== Data extract

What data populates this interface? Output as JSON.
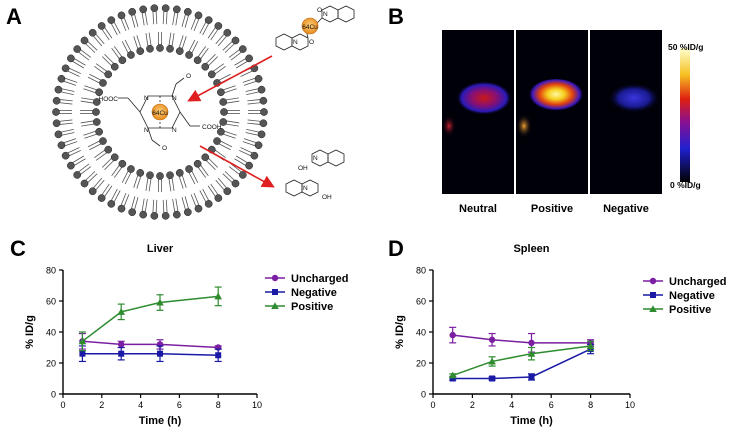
{
  "panels": {
    "a": {
      "letter": "A"
    },
    "b": {
      "letter": "B"
    },
    "c": {
      "letter": "C"
    },
    "d": {
      "letter": "D"
    }
  },
  "molecule": {
    "cu_label": "64Cu",
    "acid_left": "HOOC",
    "acid_right": "COOH",
    "hydroxy": "OH",
    "nitrogen": "N",
    "oxygen": "O"
  },
  "pet": {
    "labels": [
      "Neutral",
      "Positive",
      "Negative"
    ],
    "scale_max": "50 %ID/g",
    "scale_min": "0 %ID/g"
  },
  "chart_data": [
    {
      "type": "line",
      "title": "Liver",
      "xlabel": "Time (h)",
      "ylabel": "% ID/g",
      "xlim": [
        0,
        10
      ],
      "ylim": [
        0,
        80
      ],
      "xticks": [
        0,
        2,
        4,
        6,
        8,
        10
      ],
      "yticks": [
        0,
        20,
        40,
        60,
        80
      ],
      "legend_position": "right",
      "x": [
        1,
        3,
        5,
        8
      ],
      "series": [
        {
          "name": "Uncharged",
          "color": "#7b1fa2",
          "marker": "circle",
          "values": [
            34,
            32,
            32,
            30
          ],
          "errors": [
            5,
            2,
            3,
            1
          ]
        },
        {
          "name": "Negative",
          "color": "#1a1aa6",
          "marker": "square",
          "values": [
            26,
            26,
            26,
            25
          ],
          "errors": [
            5,
            4,
            5,
            4
          ]
        },
        {
          "name": "Positive",
          "color": "#2e8b2e",
          "marker": "triangle",
          "values": [
            34,
            53,
            59,
            63
          ],
          "errors": [
            6,
            5,
            5,
            6
          ]
        }
      ]
    },
    {
      "type": "line",
      "title": "Spleen",
      "xlabel": "Time (h)",
      "ylabel": "% ID/g",
      "xlim": [
        0,
        10
      ],
      "ylim": [
        0,
        80
      ],
      "xticks": [
        0,
        2,
        4,
        6,
        8,
        10
      ],
      "yticks": [
        0,
        20,
        40,
        60,
        80
      ],
      "legend_position": "right",
      "x": [
        1,
        3,
        5,
        8
      ],
      "series": [
        {
          "name": "Uncharged",
          "color": "#7b1fa2",
          "marker": "circle",
          "values": [
            38,
            35,
            33,
            33
          ],
          "errors": [
            5,
            4,
            6,
            2
          ]
        },
        {
          "name": "Negative",
          "color": "#1a1aa6",
          "marker": "square",
          "values": [
            10,
            10,
            11,
            29
          ],
          "errors": [
            1,
            1,
            2,
            3
          ]
        },
        {
          "name": "Positive",
          "color": "#2e8b2e",
          "marker": "triangle",
          "values": [
            12,
            21,
            26,
            31
          ],
          "errors": [
            1,
            3,
            4,
            3
          ]
        }
      ]
    }
  ]
}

====

Aim of the task: Return the records exactly. Don't carry the pictures over.

Finished task:
What data populates this interface? Output as JSON.
{
  "panels": {
    "a": {
      "letter": "A"
    },
    "b": {
      "letter": "B"
    },
    "c": {
      "letter": "C"
    },
    "d": {
      "letter": "D"
    }
  },
  "molecule": {
    "cu_label": "64Cu",
    "acid_left": "HOOC",
    "acid_right": "COOH",
    "hydroxy": "OH",
    "nitrogen": "N",
    "oxygen": "O"
  },
  "pet": {
    "labels": [
      "Neutral",
      "Positive",
      "Negative"
    ],
    "scale_max": "50 %ID/g",
    "scale_min": "0 %ID/g"
  },
  "chart_data": [
    {
      "type": "line",
      "title": "Liver",
      "xlabel": "Time (h)",
      "ylabel": "% ID/g",
      "xlim": [
        0,
        10
      ],
      "ylim": [
        0,
        80
      ],
      "xticks": [
        0,
        2,
        4,
        6,
        8,
        10
      ],
      "yticks": [
        0,
        20,
        40,
        60,
        80
      ],
      "legend_position": "right",
      "x": [
        1,
        3,
        5,
        8
      ],
      "series": [
        {
          "name": "Uncharged",
          "color": "#7b1fa2",
          "marker": "circle",
          "values": [
            34,
            32,
            32,
            30
          ],
          "errors": [
            5,
            2,
            3,
            1
          ]
        },
        {
          "name": "Negative",
          "color": "#1a1aa6",
          "marker": "square",
          "values": [
            26,
            26,
            26,
            25
          ],
          "errors": [
            5,
            4,
            5,
            4
          ]
        },
        {
          "name": "Positive",
          "color": "#2e8b2e",
          "marker": "triangle",
          "values": [
            34,
            53,
            59,
            63
          ],
          "errors": [
            6,
            5,
            5,
            6
          ]
        }
      ]
    },
    {
      "type": "line",
      "title": "Spleen",
      "xlabel": "Time (h)",
      "ylabel": "% ID/g",
      "xlim": [
        0,
        10
      ],
      "ylim": [
        0,
        80
      ],
      "xticks": [
        0,
        2,
        4,
        6,
        8,
        10
      ],
      "yticks": [
        0,
        20,
        40,
        60,
        80
      ],
      "legend_position": "right",
      "x": [
        1,
        3,
        5,
        8
      ],
      "series": [
        {
          "name": "Uncharged",
          "color": "#7b1fa2",
          "marker": "circle",
          "values": [
            38,
            35,
            33,
            33
          ],
          "errors": [
            5,
            4,
            6,
            2
          ]
        },
        {
          "name": "Negative",
          "color": "#1a1aa6",
          "marker": "square",
          "values": [
            10,
            10,
            11,
            29
          ],
          "errors": [
            1,
            1,
            2,
            3
          ]
        },
        {
          "name": "Positive",
          "color": "#2e8b2e",
          "marker": "triangle",
          "values": [
            12,
            21,
            26,
            31
          ],
          "errors": [
            1,
            3,
            4,
            3
          ]
        }
      ]
    }
  ]
}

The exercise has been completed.